** Start of Record list **
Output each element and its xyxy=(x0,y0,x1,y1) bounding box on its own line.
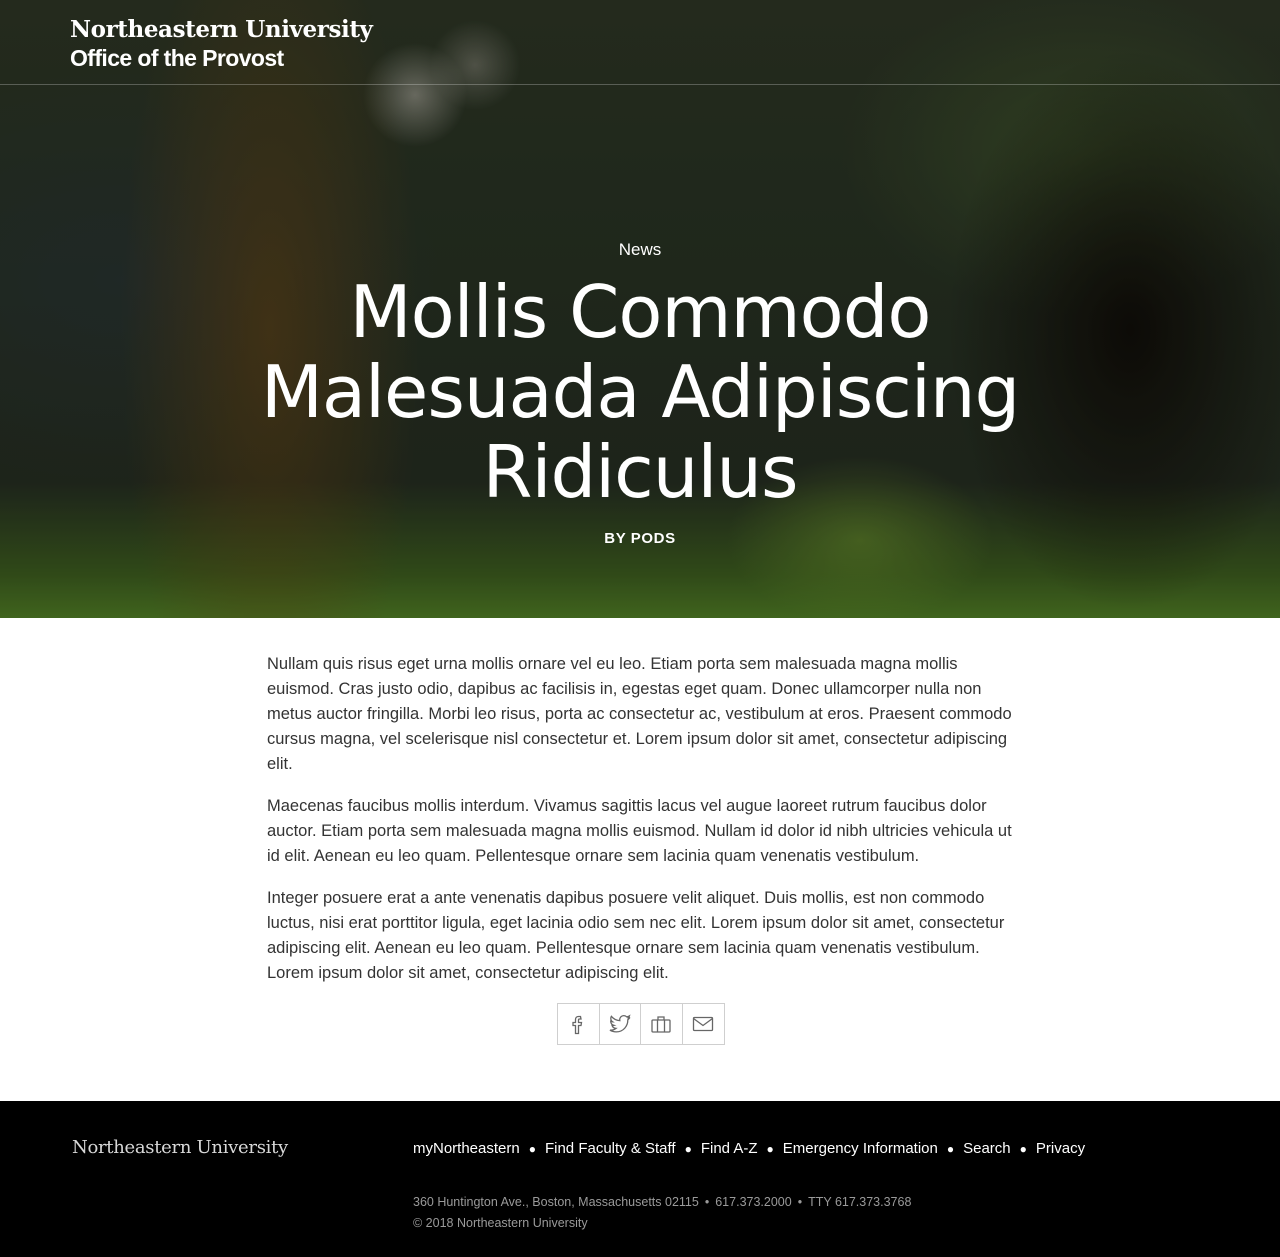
footer-link-find-a-z[interactable]: Find A-Z xyxy=(701,1139,758,1159)
footer-nav: myNortheastern ● Find Faculty & Staff ● … xyxy=(413,1139,1085,1159)
footer-link-privacy[interactable]: Privacy xyxy=(1036,1139,1085,1159)
share-email-button[interactable] xyxy=(682,1004,724,1044)
email-icon xyxy=(693,1016,714,1032)
separator-dot: ● xyxy=(684,1142,692,1156)
share-twitter-button[interactable] xyxy=(599,1004,641,1044)
footer-link-emergency-information[interactable]: Emergency Information xyxy=(783,1139,938,1159)
page-title: Mollis Commodo Malesuada Adipiscing Ridi… xyxy=(260,270,1020,514)
article-byline: BY PODS xyxy=(604,530,676,547)
separator-dot: ● xyxy=(766,1142,774,1156)
share-linkedin-button[interactable] xyxy=(641,1004,683,1044)
footer-tty[interactable]: TTY 617.373.3768 xyxy=(808,1195,911,1209)
footer-contact: 360 Huntington Ave., Boston, Massachuset… xyxy=(413,1192,911,1234)
footer-link-search[interactable]: Search xyxy=(963,1139,1011,1159)
footer-copyright: © 2018 Northeastern University xyxy=(413,1216,588,1230)
footer-logo[interactable]: Northeastern University xyxy=(72,1137,288,1158)
separator-dot: ● xyxy=(946,1142,955,1156)
facebook-icon xyxy=(572,1015,583,1035)
footer-link-mynortheastern[interactable]: myNortheastern xyxy=(413,1139,520,1159)
site-logo[interactable]: Northeastern University Office of the Pr… xyxy=(70,16,373,72)
briefcase-icon xyxy=(651,1016,671,1033)
share-facebook-button[interactable] xyxy=(558,1004,600,1044)
footer-link-find-faculty-staff[interactable]: Find Faculty & Staff xyxy=(545,1139,676,1159)
hero-content: News Mollis Commodo Malesuada Adipiscing… xyxy=(0,238,1280,547)
logo-university-name: Northeastern University xyxy=(70,16,373,43)
article-category[interactable]: News xyxy=(0,238,1280,262)
footer-phone[interactable]: 617.373.2000 xyxy=(715,1195,791,1209)
article-paragraph: Maecenas faucibus mollis interdum. Vivam… xyxy=(267,797,1012,865)
share-bar xyxy=(557,1003,725,1045)
separator-dot: • xyxy=(797,1195,803,1209)
twitter-icon xyxy=(609,1014,631,1033)
hero-banner: Northeastern University Office of the Pr… xyxy=(0,0,1280,618)
article-paragraph: Integer posuere erat a ante venenatis da… xyxy=(267,889,1005,982)
separator-dot: ● xyxy=(1019,1142,1027,1156)
separator-dot: • xyxy=(704,1195,710,1209)
logo-office-name: Office of the Provost xyxy=(70,45,284,71)
footer-address: 360 Huntington Ave., Boston, Massachuset… xyxy=(413,1195,699,1209)
article-paragraph: Nullam quis risus eget urna mollis ornar… xyxy=(267,655,1012,773)
separator-dot: ● xyxy=(528,1142,536,1156)
site-footer: Northeastern University myNortheastern ●… xyxy=(0,1101,1280,1257)
site-header: Northeastern University Office of the Pr… xyxy=(0,0,1280,85)
article-body: Nullam quis risus eget urna mollis ornar… xyxy=(267,652,1015,1003)
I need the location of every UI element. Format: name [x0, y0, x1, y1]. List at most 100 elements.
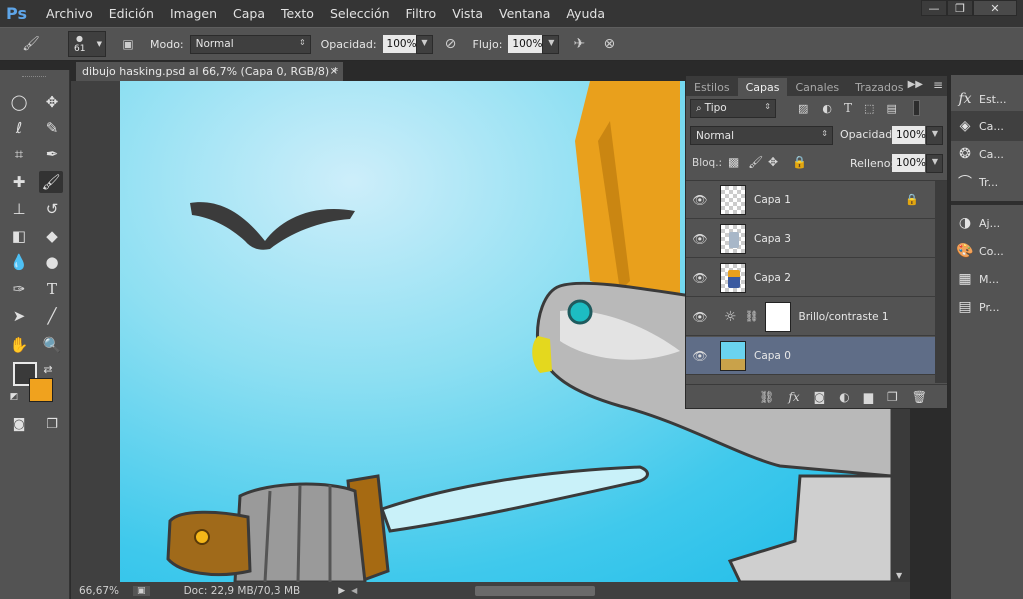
- zoom-tool-icon[interactable]: 🔍: [40, 334, 64, 356]
- crop-tool-icon[interactable]: ⌗: [7, 143, 31, 165]
- layer-row[interactable]: 👁 ☼ ⛓ Brillo/contraste 1: [686, 298, 935, 336]
- zoom-level[interactable]: 66,67%: [79, 585, 119, 597]
- layer-filter-select[interactable]: ⌕ Tipo ⇕: [690, 98, 776, 118]
- panel-muestras[interactable]: ▦ M...: [951, 264, 1023, 294]
- lock-all-icon[interactable]: 🔒: [792, 155, 807, 169]
- tablet-size-icon[interactable]: ⊗: [597, 36, 621, 52]
- menu-imagen[interactable]: Imagen: [170, 6, 217, 21]
- eye-icon[interactable]: 👁: [686, 310, 714, 324]
- panel-canales[interactable]: ❂ Ca...: [951, 139, 1023, 169]
- filter-type-icon[interactable]: T: [844, 101, 852, 115]
- mode-select[interactable]: Normal ⇕: [189, 34, 311, 54]
- new-layer-icon[interactable]: ❐: [887, 390, 898, 404]
- layer-row-selected[interactable]: 👁 Capa 0: [686, 337, 935, 375]
- filter-pixel-icon[interactable]: ▨: [798, 102, 808, 115]
- menu-ventana[interactable]: Ventana: [499, 6, 550, 21]
- layer-row[interactable]: 👁 Capa 3: [686, 220, 935, 258]
- filter-shape-icon[interactable]: ⬚: [864, 102, 874, 115]
- screen-mode-icon[interactable]: ❐: [40, 413, 64, 435]
- tab-estilos[interactable]: Estilos: [686, 78, 738, 96]
- new-group-icon[interactable]: ▆: [864, 390, 873, 404]
- eye-icon[interactable]: 👁: [686, 232, 714, 246]
- quick-selection-tool-icon[interactable]: ✎: [40, 117, 64, 139]
- flow-field[interactable]: 100%: [508, 35, 542, 53]
- quick-mask-icon[interactable]: ◙: [7, 413, 31, 435]
- fill-dropdown[interactable]: ▼: [926, 154, 943, 173]
- flow-dropdown[interactable]: ▼: [542, 34, 560, 54]
- close-tab-icon[interactable]: ×: [330, 66, 338, 77]
- panel-ajustes[interactable]: ◑ Aj...: [951, 208, 1023, 238]
- filter-smart-icon[interactable]: ▤: [886, 102, 896, 115]
- blur-tool-icon[interactable]: 💧: [7, 251, 31, 273]
- marquee-tool-icon[interactable]: ◯: [7, 91, 31, 113]
- lock-transparent-icon[interactable]: ▩: [728, 155, 739, 169]
- menu-vista[interactable]: Vista: [452, 6, 483, 21]
- paint-bucket-tool-icon[interactable]: ◆: [40, 225, 64, 247]
- filter-toggle[interactable]: [912, 100, 920, 116]
- menu-texto[interactable]: Texto: [281, 6, 314, 21]
- clone-stamp-tool-icon[interactable]: ⊥: [7, 198, 31, 220]
- chain-link-icon[interactable]: ⛓: [745, 310, 759, 323]
- swap-colors-icon[interactable]: ⇄: [40, 358, 56, 380]
- horizontal-scrollbar-thumb[interactable]: [475, 585, 596, 596]
- panel-trazados[interactable]: ⌒ Tr...: [951, 167, 1023, 197]
- menu-ayuda[interactable]: Ayuda: [566, 6, 605, 21]
- eraser-tool-icon[interactable]: ◧: [7, 225, 31, 247]
- close-window-button[interactable]: ✕: [973, 0, 1017, 16]
- opacity-field[interactable]: 100%: [382, 35, 417, 53]
- layer-opacity-field[interactable]: 100%: [892, 126, 926, 144]
- eye-icon[interactable]: 👁: [686, 349, 714, 363]
- fx-icon[interactable]: fx: [788, 390, 799, 404]
- menu-edicion[interactable]: Edición: [109, 6, 154, 21]
- delete-layer-icon[interactable]: 🗑: [912, 390, 927, 404]
- panel-menu-icon[interactable]: ≡: [933, 78, 943, 92]
- type-tool-icon[interactable]: T: [40, 278, 64, 300]
- layer-blend-select[interactable]: Normal ⇕: [690, 126, 833, 145]
- tab-capas[interactable]: Capas: [737, 78, 788, 96]
- eyedropper-tool-icon[interactable]: ✒: [40, 143, 64, 165]
- new-adjustment-icon[interactable]: ◐: [839, 390, 849, 404]
- line-tool-icon[interactable]: ╱: [40, 305, 64, 327]
- status-menu-arrow-icon[interactable]: ▶: [338, 586, 345, 596]
- background-color-swatch[interactable]: [29, 378, 53, 402]
- layer-opacity-dropdown[interactable]: ▼: [926, 126, 943, 145]
- brush-panel-icon[interactable]: ▣: [118, 37, 138, 51]
- lock-position-icon[interactable]: ✥: [768, 155, 778, 169]
- panel-estilos[interactable]: fx Est...: [951, 84, 1023, 114]
- default-colors-icon[interactable]: ◩: [7, 386, 21, 408]
- eye-icon[interactable]: 👁: [686, 193, 714, 207]
- panel-capas[interactable]: ◈ Ca...: [951, 111, 1023, 141]
- document-tab[interactable]: dibujo hasking.psd al 66,7% (Capa 0, RGB…: [76, 62, 343, 81]
- opacity-dropdown[interactable]: ▼: [415, 34, 433, 54]
- path-selection-tool-icon[interactable]: ➤: [7, 305, 31, 327]
- layer-row[interactable]: 👁 Capa 1 🔒: [686, 181, 935, 219]
- hscroll-left-arrow-icon[interactable]: ◀: [351, 586, 357, 595]
- tablet-opacity-icon[interactable]: ⊘: [439, 36, 463, 52]
- eye-icon[interactable]: 👁: [686, 271, 714, 285]
- hand-tool-icon[interactable]: ✋: [7, 334, 31, 356]
- lock-image-icon[interactable]: 🖌: [748, 155, 763, 169]
- panel-color[interactable]: 🎨 Co...: [951, 236, 1023, 266]
- history-brush-tool-icon[interactable]: ↺: [40, 198, 64, 220]
- link-layers-icon[interactable]: ⛓: [759, 390, 774, 404]
- brush-tool-icon[interactable]: 🖌: [39, 171, 63, 193]
- scroll-down-arrow-icon[interactable]: ▼: [896, 571, 902, 580]
- menu-archivo[interactable]: Archivo: [46, 6, 93, 21]
- layer-row[interactable]: 👁 Capa 2: [686, 259, 935, 297]
- layers-scrollbar[interactable]: [935, 181, 947, 383]
- lasso-tool-icon[interactable]: ℓ: [7, 117, 31, 139]
- move-tool-icon[interactable]: ✥: [40, 91, 64, 113]
- menu-seleccion[interactable]: Selección: [330, 6, 390, 21]
- tab-trazados[interactable]: Trazados: [847, 78, 911, 96]
- panel-collapse-icon[interactable]: ▶▶: [908, 79, 923, 90]
- airbrush-icon[interactable]: ✈: [567, 36, 591, 52]
- dodge-tool-icon[interactable]: ●: [40, 251, 64, 273]
- add-mask-icon[interactable]: ◙: [814, 390, 826, 404]
- restore-button[interactable]: ❐: [947, 0, 973, 16]
- tab-canales[interactable]: Canales: [787, 78, 847, 96]
- healing-brush-tool-icon[interactable]: ✚: [7, 171, 31, 193]
- menu-capa[interactable]: Capa: [233, 6, 265, 21]
- minimize-button[interactable]: —: [921, 0, 947, 16]
- fill-field[interactable]: 100%: [892, 154, 926, 172]
- menu-filtro[interactable]: Filtro: [406, 6, 437, 21]
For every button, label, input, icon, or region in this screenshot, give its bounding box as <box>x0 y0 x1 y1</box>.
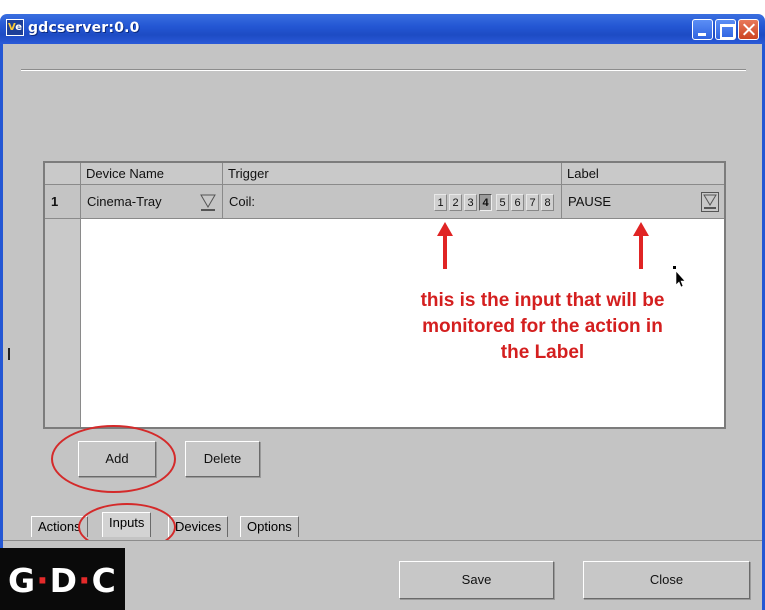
app-icon: Ve <box>6 19 24 36</box>
annotation-text: this is the input that will be monitored… <box>370 288 715 366</box>
close-button[interactable]: Close <box>583 561 750 599</box>
annotation-line: the Label <box>500 342 585 363</box>
desktop-strip <box>0 0 765 14</box>
title-bar[interactable]: Ve gdcserver:0.0 <box>0 14 765 44</box>
annotation-line: monitored for the action in <box>422 316 663 337</box>
coil-button-7[interactable]: 7 <box>526 194 539 211</box>
trigger-type: Coil: <box>229 194 256 209</box>
tab-options[interactable]: Options <box>240 516 299 537</box>
red-arrow-icon <box>437 222 453 269</box>
highlight-ellipse <box>51 425 176 493</box>
device-name-select[interactable]: Cinema-Tray <box>81 185 223 219</box>
row-index: 1 <box>45 185 81 219</box>
maximize-icon[interactable] <box>715 19 736 40</box>
coil-button-6[interactable]: 6 <box>511 194 524 211</box>
table-header: Device Name Trigger Label <box>45 163 724 185</box>
delete-button[interactable]: Delete <box>185 441 260 477</box>
mouse-cursor-icon <box>673 266 686 288</box>
trigger-cell: Coil: 1 2 3 4 5 6 7 8 <box>223 185 562 219</box>
header-device-name[interactable]: Device Name <box>81 163 223 185</box>
coil-button-8[interactable]: 8 <box>541 194 554 211</box>
label-select[interactable]: PAUSE <box>562 185 724 219</box>
edge-mark <box>8 348 10 360</box>
header-label[interactable]: Label <box>562 163 724 185</box>
label-value: PAUSE <box>568 194 612 209</box>
gdc-logo-text: G·D·C <box>8 561 117 600</box>
chevron-down-icon[interactable] <box>701 192 719 212</box>
coil-button-4[interactable]: 4 <box>479 194 492 211</box>
header-trigger[interactable]: Trigger <box>223 163 562 185</box>
coil-button-5[interactable]: 5 <box>496 194 509 211</box>
coil-button-1[interactable]: 1 <box>434 194 447 211</box>
save-button[interactable]: Save <box>399 561 554 599</box>
window-title: gdcserver:0.0 <box>28 20 140 36</box>
annotation-line: this is the input that will be <box>420 290 665 311</box>
tab-devices[interactable]: Devices <box>168 516 229 537</box>
close-window-icon[interactable] <box>738 19 759 40</box>
minimize-icon[interactable] <box>692 19 713 40</box>
header-index <box>45 163 81 185</box>
red-arrow-icon <box>633 222 649 269</box>
coil-button-3[interactable]: 3 <box>464 194 477 211</box>
coil-button-2[interactable]: 2 <box>449 194 462 211</box>
table-row[interactable]: 1 Cinema-Tray Coil: 1 2 3 4 5 6 7 8 PAUS… <box>45 185 724 219</box>
chevron-down-icon[interactable] <box>199 192 217 212</box>
device-name-value: Cinema-Tray <box>87 194 162 209</box>
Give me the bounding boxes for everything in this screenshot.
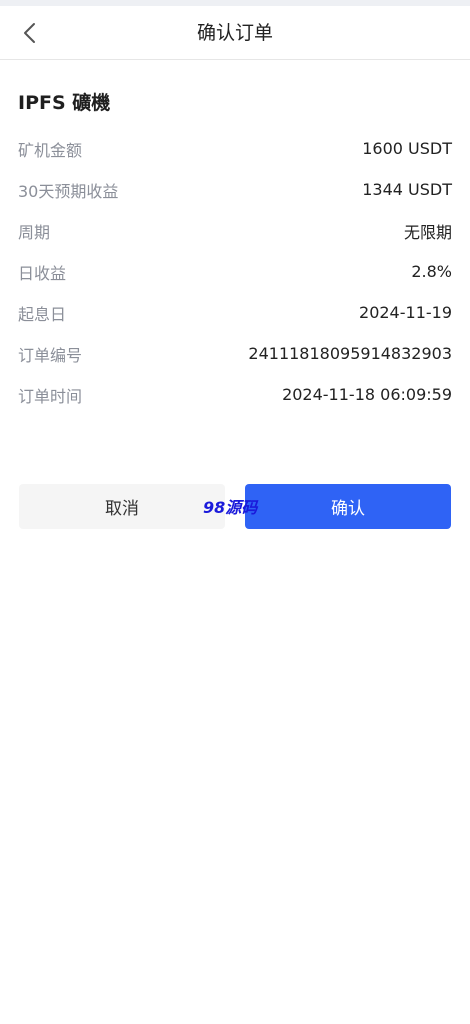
detail-row-daily-income: 日收益 2.8% [18, 251, 452, 292]
detail-row-order-time: 订单时间 2024-11-18 06:09:59 [18, 374, 452, 415]
page-title: 确认订单 [196, 22, 273, 44]
cancel-button[interactable]: 取消 [19, 484, 225, 529]
detail-label: 30天预期收益 [18, 181, 119, 201]
detail-label: 订单时间 [18, 386, 83, 406]
confirm-button[interactable]: 确认 [245, 484, 451, 529]
detail-label: 日收益 [18, 263, 67, 283]
detail-value: 2024-11-19 [359, 303, 452, 322]
detail-value: 1600 USDT [362, 139, 452, 158]
detail-value: 1344 USDT [362, 180, 452, 199]
detail-value: 2024-11-18 06:09:59 [282, 385, 452, 404]
detail-label: 订单编号 [18, 345, 83, 365]
chevron-left-icon [24, 23, 35, 43]
detail-label: 起息日 [18, 304, 67, 324]
detail-row-amount: 矿机金额 1600 USDT [18, 128, 452, 169]
detail-label: 周期 [18, 222, 51, 242]
detail-row-expected-income: 30天预期收益 1344 USDT [18, 169, 452, 210]
detail-row-period: 周期 无限期 [18, 210, 452, 251]
nav-header: 确认订单 [0, 6, 470, 60]
action-bar: 取消 确认 [19, 484, 451, 529]
detail-value: 无限期 [403, 222, 452, 242]
back-button[interactable] [14, 17, 46, 49]
product-name: IPFS 礦機 [18, 92, 111, 114]
detail-row-order-number: 订单编号 24111818095914832903 [18, 333, 452, 374]
detail-row-start-date: 起息日 2024-11-19 [18, 292, 452, 333]
detail-label: 矿机金额 [18, 140, 83, 160]
detail-value: 2.8% [411, 262, 452, 281]
order-details: 矿机金额 1600 USDT 30天预期收益 1344 USDT 周期 无限期 … [18, 128, 452, 415]
detail-value: 24111818095914832903 [248, 344, 452, 363]
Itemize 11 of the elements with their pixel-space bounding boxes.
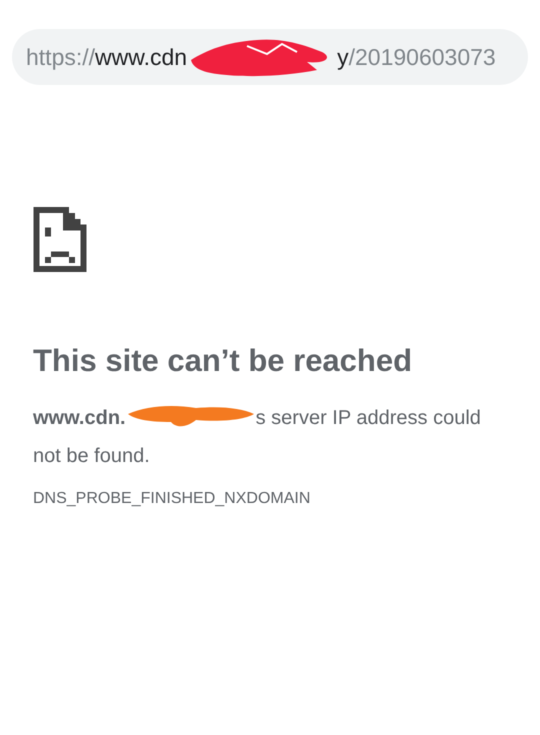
error-code: DNS_PROBE_FINISHED_NXDOMAIN xyxy=(33,489,312,510)
url-scheme: https:// xyxy=(26,42,96,72)
url-host: www.cdn xyxy=(95,42,188,72)
host-name: www.cdn. xyxy=(33,407,126,430)
sad-page-icon xyxy=(33,207,87,272)
error-message: s server IP address could xyxy=(256,407,481,430)
url-host: y xyxy=(337,42,349,72)
error-heading: This site can’t be reached xyxy=(33,342,414,380)
error-message: not be found. xyxy=(33,445,150,468)
address-bar[interactable]: https://www.cdn y/20190603073 xyxy=(12,29,528,85)
url-path: /20190603073 xyxy=(348,42,496,72)
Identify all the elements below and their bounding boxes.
** End of Record list **
▶ **What is expected**: Can you give everything from the line containing "footer-link-find-a-z[interactable]: Find A-Z" down to the line containing "share-facebook-button[interactable] xyxy=(558,1004,600,1044)" in the entries above as a numbered list, skipping any blank lines?

▶ **Task solution**:
1. footer-link-find-a-z[interactable]: Find A-Z xyxy=(701,1139,758,1159)
2. footer-nav: myNortheastern ● Find Faculty & Staff ● … xyxy=(413,1139,1085,1159)
3. footer-link-privacy[interactable]: Privacy xyxy=(1036,1139,1085,1159)
4. share-email-button[interactable] xyxy=(682,1004,724,1044)
5. email-icon xyxy=(693,1016,714,1032)
6. separator-dot: ● xyxy=(684,1142,692,1156)
7. share-twitter-button[interactable] xyxy=(599,1004,641,1044)
8. footer-link-emergency-information[interactable]: Emergency Information xyxy=(783,1139,938,1159)
9. page-title: Mollis Commodo Malesuada Adipiscing Ridi… xyxy=(260,270,1020,514)
10. article-byline: BY PODS xyxy=(604,530,676,547)
11. separator-dot: ● xyxy=(766,1142,774,1156)
12. share-linkedin-button[interactable] xyxy=(641,1004,683,1044)
13. footer-tty[interactable]: TTY 617.373.3768 xyxy=(808,1195,911,1209)
14. footer-contact: 360 Huntington Ave., Boston, Massachuset… xyxy=(413,1192,911,1234)
15. footer-link-search[interactable]: Search xyxy=(963,1139,1011,1159)
16. footer-copyright: © 2018 Northeastern University xyxy=(413,1216,588,1230)
17. footer-logo[interactable]: Northeastern University xyxy=(72,1137,288,1158)
18. separator-dot: ● xyxy=(946,1142,955,1156)
19. facebook-icon xyxy=(572,1015,583,1035)
20. footer-link-mynortheastern[interactable]: myNortheastern xyxy=(413,1139,520,1159)
21. site-logo[interactable]: Northeastern University Office of the Pr… xyxy=(70,16,373,72)
22. briefcase-icon xyxy=(651,1016,671,1033)
23. share-facebook-button[interactable] xyxy=(558,1004,600,1044)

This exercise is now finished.